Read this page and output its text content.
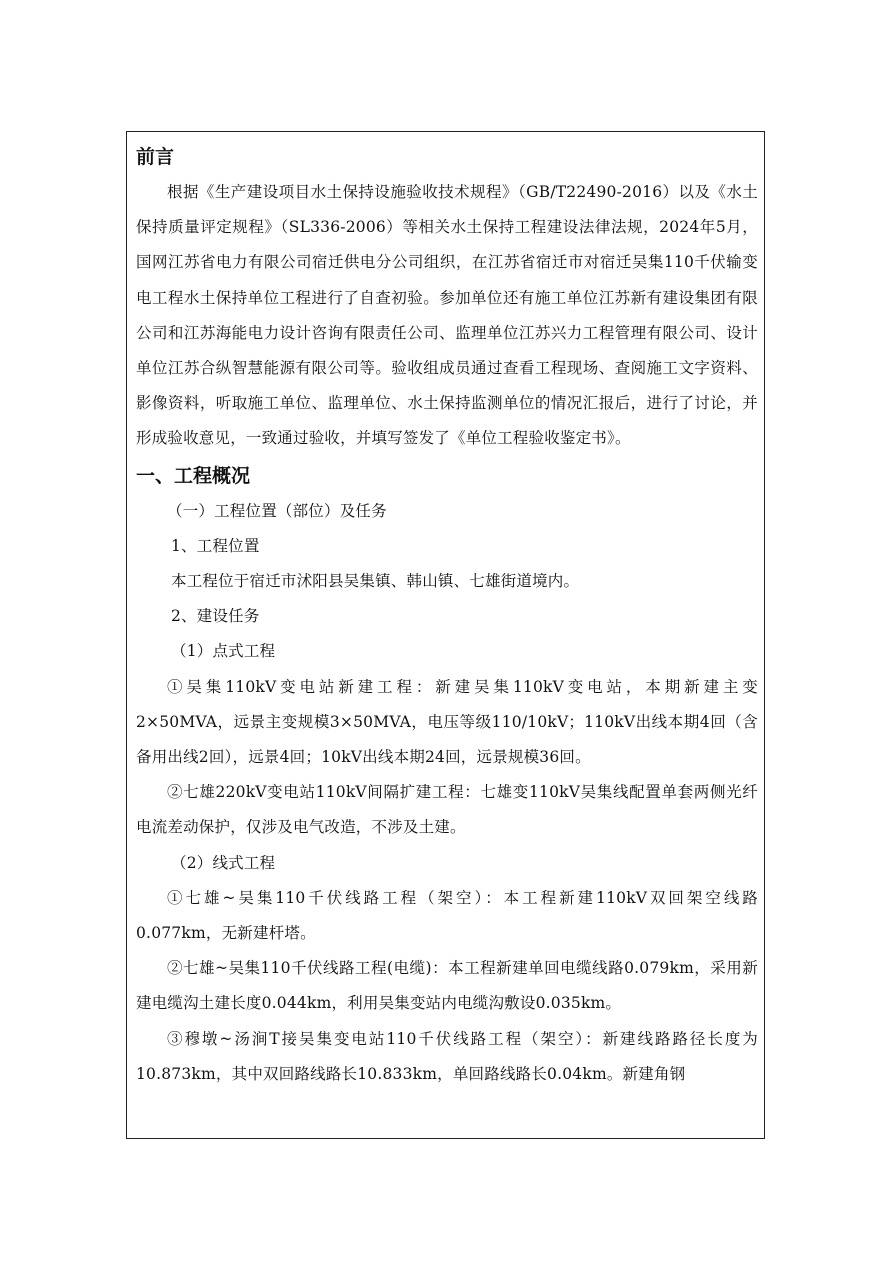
前言
根据《生产建设项目水土保持设施验收技术规程》（GB/T22490-2016）以及《水土保持质量评定规程》（SL336-2006）等相关水土保持工程建设法律法规，2024年5月，国网江苏省电力有限公司宿迁供电分公司组织，在江苏省宿迁市对宿迁吴集110千伏输变电工程水土保持单位工程进行了自查初验。参加单位还有施工单位江苏新有建设集团有限公司和江苏海能电力设计咨询有限责任公司、监理单位江苏兴力工程管理有限公司、设计单位江苏合纵智慧能源有限公司等。验收组成员通过查看工程现场、查阅施工文字资料、影像资料，听取施工单位、监理单位、水土保持监测单位的情况汇报后，进行了讨论，并形成验收意见，一致通过验收，并填写签发了《单位工程验收鉴定书》。
一、工程概况
（一）工程位置（部位）及任务
1、工程位置
本工程位于宿迁市沭阳县吴集镇、韩山镇、七雄街道境内。
2、建设任务
（1）点式工程
①吴集110kV变电站新建工程：新建吴集110kV变电站，本期新建主变2×50MVA，远景主变规模3×50MVA，电压等级110/10kV；110kV出线本期4回（含备用出线2回），远景4回；10kV出线本期24回，远景规模36回。
②七雄220kV变电站110kV间隔扩建工程：七雄变110kV吴集线配置单套两侧光纤电流差动保护，仅涉及电气改造，不涉及土建。
（2）线式工程
①七雄~吴集110千伏线路工程（架空）：本工程新建110kV双回架空线路0.077km，无新建杆塔。
②七雄~吴集110千伏线路工程(电缆)：本工程新建单回电缆线路0.079km，采用新建电缆沟土建长度0.044km，利用吴集变站内电缆沟敷设0.035km。
③穆墩~汤涧T接吴集变电站110千伏线路工程（架空）：新建线路路径长度为10.873km，其中双回路线路长10.833km，单回路线路长0.04km。新建角钢
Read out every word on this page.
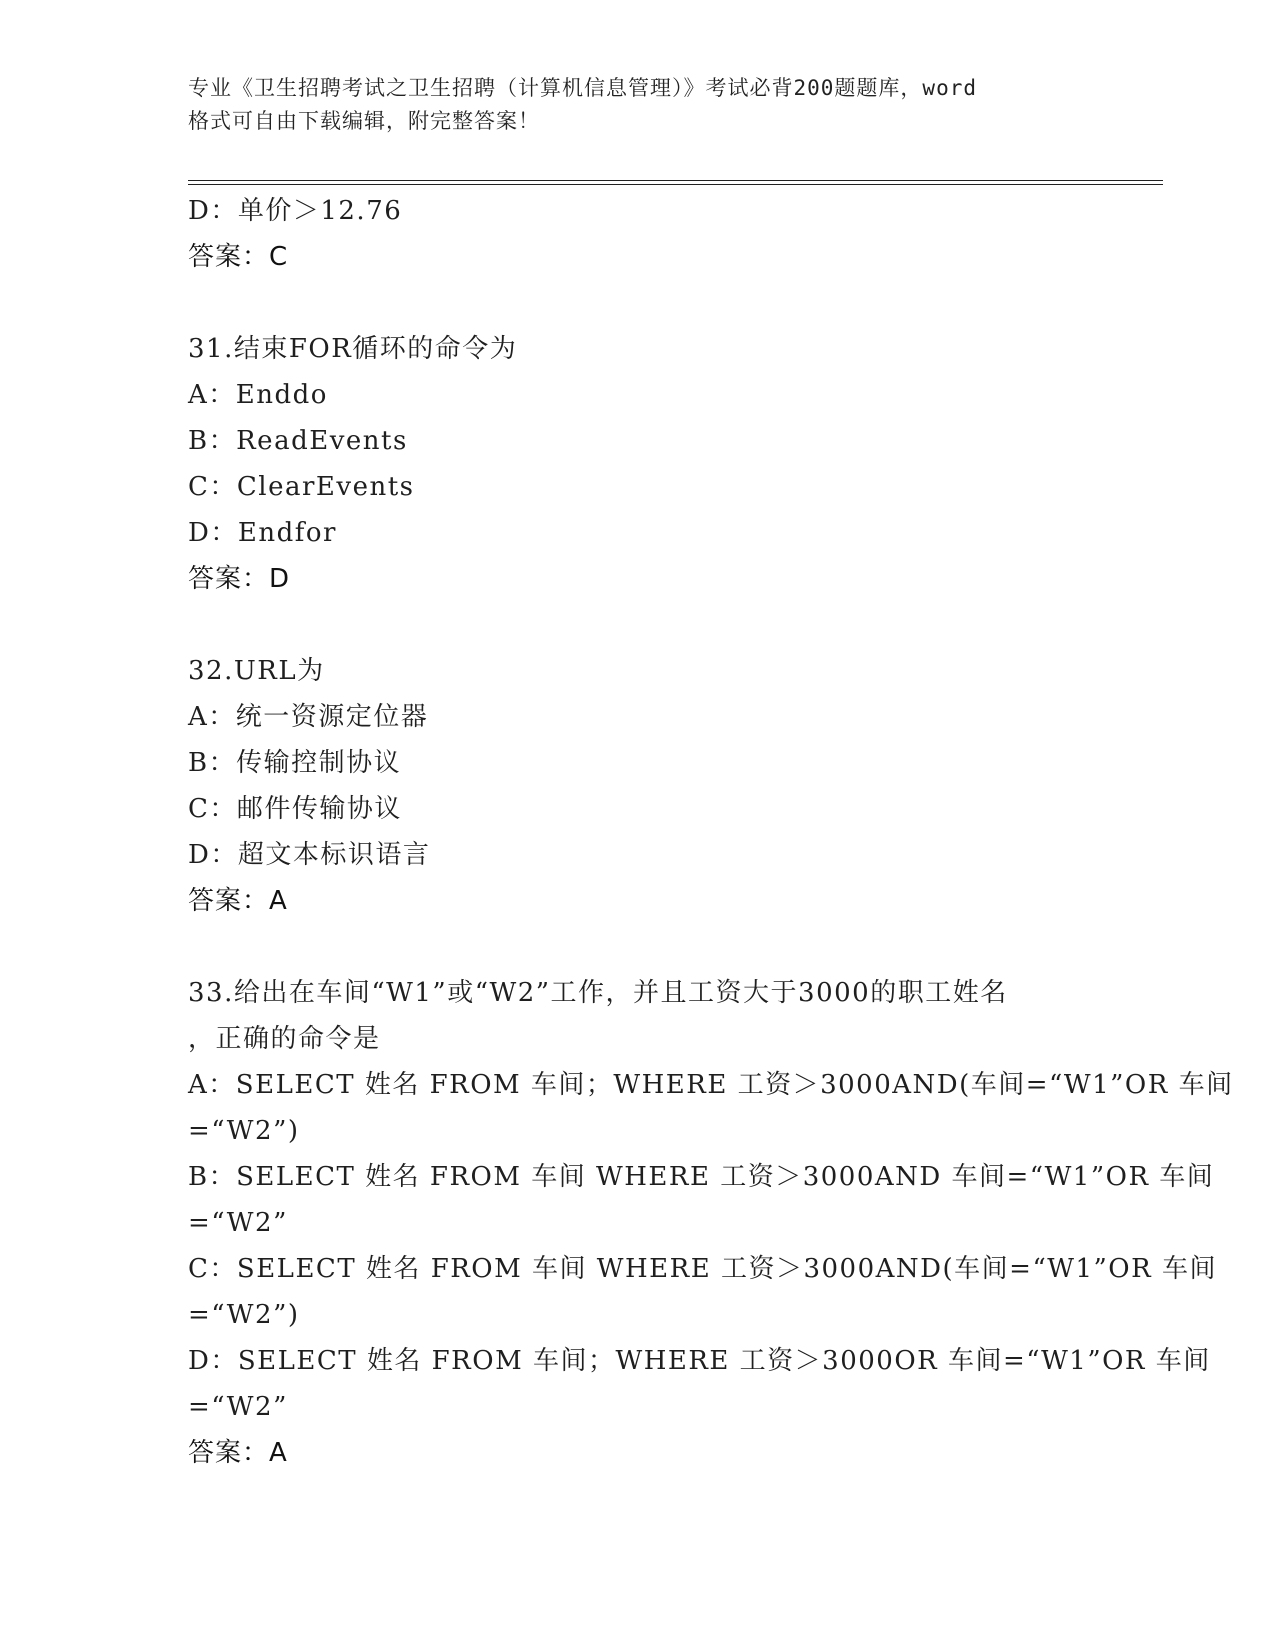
专业《卫生招聘考试之卫生招聘（计算机信息管理）》考试必背200题题库，word
格式可自由下载编辑，附完整答案！
D：单价＞12.76
答案：C
31.结束FOR循环的命令为
A：Enddo
B：ReadEvents
C：ClearEvents
D：Endfor
答案：D
32.URL为
A：统一资源定位器
B：传输控制协议
C：邮件传输协议
D：超文本标识语言
答案：A
33.给出在车间“W1”或“W2”工作，并且工资大于3000的职工姓名
，正确的命令是
A：SELECT 姓名 FROM 车间；WHERE 工资＞3000AND(车间=“W1”OR 车间
=“W2”)
B：SELECT 姓名 FROM 车间 WHERE 工资＞3000AND 车间=“W1”OR 车间
=“W2”
C：SELECT 姓名 FROM 车间 WHERE 工资＞3000AND(车间=“W1”OR 车间
=“W2”)
D：SELECT 姓名 FROM 车间；WHERE 工资＞3000OR 车间=“W1”OR 车间
=“W2”
答案：A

⁂

■ Stated task ■
In the records above, find each line holding "this" and copy it.

■ Written response ■
Read this page and output its text content.
Read out every word on this page.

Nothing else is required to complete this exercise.